◆ What you are asked to do:
Reproduce the entries below in full, word for word.

◆ Extracted records:
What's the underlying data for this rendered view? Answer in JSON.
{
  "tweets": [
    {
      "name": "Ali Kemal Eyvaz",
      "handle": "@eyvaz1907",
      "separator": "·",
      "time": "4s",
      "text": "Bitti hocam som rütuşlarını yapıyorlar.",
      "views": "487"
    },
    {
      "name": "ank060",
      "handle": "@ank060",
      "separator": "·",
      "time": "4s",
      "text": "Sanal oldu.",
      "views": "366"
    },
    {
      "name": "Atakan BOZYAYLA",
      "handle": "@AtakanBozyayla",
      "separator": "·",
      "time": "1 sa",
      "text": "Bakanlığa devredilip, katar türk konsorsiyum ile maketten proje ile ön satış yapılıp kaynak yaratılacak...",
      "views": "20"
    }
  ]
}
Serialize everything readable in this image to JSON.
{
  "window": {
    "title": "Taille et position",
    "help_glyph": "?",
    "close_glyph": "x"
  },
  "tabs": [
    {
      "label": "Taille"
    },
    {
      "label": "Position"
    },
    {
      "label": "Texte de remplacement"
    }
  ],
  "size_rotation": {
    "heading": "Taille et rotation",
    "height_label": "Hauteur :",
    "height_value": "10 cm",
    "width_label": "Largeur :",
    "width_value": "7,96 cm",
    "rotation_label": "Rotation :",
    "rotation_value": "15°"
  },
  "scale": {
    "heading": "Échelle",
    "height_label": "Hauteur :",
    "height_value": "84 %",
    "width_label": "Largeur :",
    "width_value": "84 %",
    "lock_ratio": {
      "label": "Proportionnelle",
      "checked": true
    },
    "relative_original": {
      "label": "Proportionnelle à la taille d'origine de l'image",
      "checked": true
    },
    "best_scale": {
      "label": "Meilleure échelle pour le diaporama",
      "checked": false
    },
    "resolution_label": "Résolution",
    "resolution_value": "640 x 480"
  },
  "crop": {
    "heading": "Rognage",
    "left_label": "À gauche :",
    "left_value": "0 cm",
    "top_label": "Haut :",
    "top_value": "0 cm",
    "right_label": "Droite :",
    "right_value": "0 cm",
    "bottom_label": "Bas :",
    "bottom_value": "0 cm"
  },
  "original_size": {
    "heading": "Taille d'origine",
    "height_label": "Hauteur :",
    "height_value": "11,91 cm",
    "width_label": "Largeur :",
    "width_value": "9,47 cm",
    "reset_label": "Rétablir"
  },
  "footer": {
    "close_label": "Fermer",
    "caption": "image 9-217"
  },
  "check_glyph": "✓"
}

◆ Task solution:
What's the underlying data for this rendered view? Answer in JSON.
{
  "tweets": [
    {
      "name": "Ali Kemal Eyvaz",
      "handle": "@eyvaz1907",
      "separator": "·",
      "time": "4s",
      "text": "Bitti hocam som rütuşlarını yapıyorlar.",
      "views": "487"
    },
    {
      "name": "ank060",
      "handle": "@ank060",
      "separator": "·",
      "time": "4s",
      "text": "Sanal oldu.",
      "views": "366"
    },
    {
      "name": "Atakan BOZYAYLA",
      "handle": "@AtakanBozyayla",
      "separator": "·",
      "time": "1 sa",
      "text": "Bakanlığa devredilip, katar türk konsorsiyum ile maketten proje ile ön satış yapılıp kaynak yaratılacak...",
      "views": "20"
    }
  ]
}
Serialize everything readable in this image to JSON.
{
  "window": {
    "title": "Taille et position",
    "help_glyph": "?",
    "close_glyph": "x"
  },
  "tabs": [
    {
      "label": "Taille"
    },
    {
      "label": "Position"
    },
    {
      "label": "Texte de remplacement"
    }
  ],
  "size_rotation": {
    "heading": "Taille et rotation",
    "height_label": "Hauteur :",
    "height_value": "10 cm",
    "width_label": "Largeur :",
    "width_value": "7,96 cm",
    "rotation_label": "Rotation :",
    "rotation_value": "15°"
  },
  "scale": {
    "heading": "Échelle",
    "height_label": "Hauteur :",
    "height_value": "84 %",
    "width_label": "Largeur :",
    "width_value": "84 %",
    "lock_ratio": {
      "label": "Proportionnelle",
      "checked": true
    },
    "relative_original": {
      "label": "Proportionnelle à la taille d'origine de l'image",
      "checked": true
    },
    "best_scale": {
      "label": "Meilleure échelle pour le diaporama",
      "checked": false
    },
    "resolution_label": "Résolution",
    "resolution_value": "640 x 480"
  },
  "crop": {
    "heading": "Rognage",
    "left_label": "À gauche :",
    "left_value": "0 cm",
    "top_label": "Haut :",
    "top_value": "0 cm",
    "right_label": "Droite :",
    "right_value": "0 cm",
    "bottom_label": "Bas :",
    "bottom_value": "0 cm"
  },
  "original_size": {
    "heading": "Taille d'origine",
    "height_label": "Hauteur :",
    "height_value": "11,91 cm",
    "width_label": "Largeur :",
    "width_value": "9,47 cm",
    "reset_label": "Rétablir"
  },
  "footer": {
    "close_label": "Fermer",
    "caption": "image 9-217"
  },
  "check_glyph": "✓"
}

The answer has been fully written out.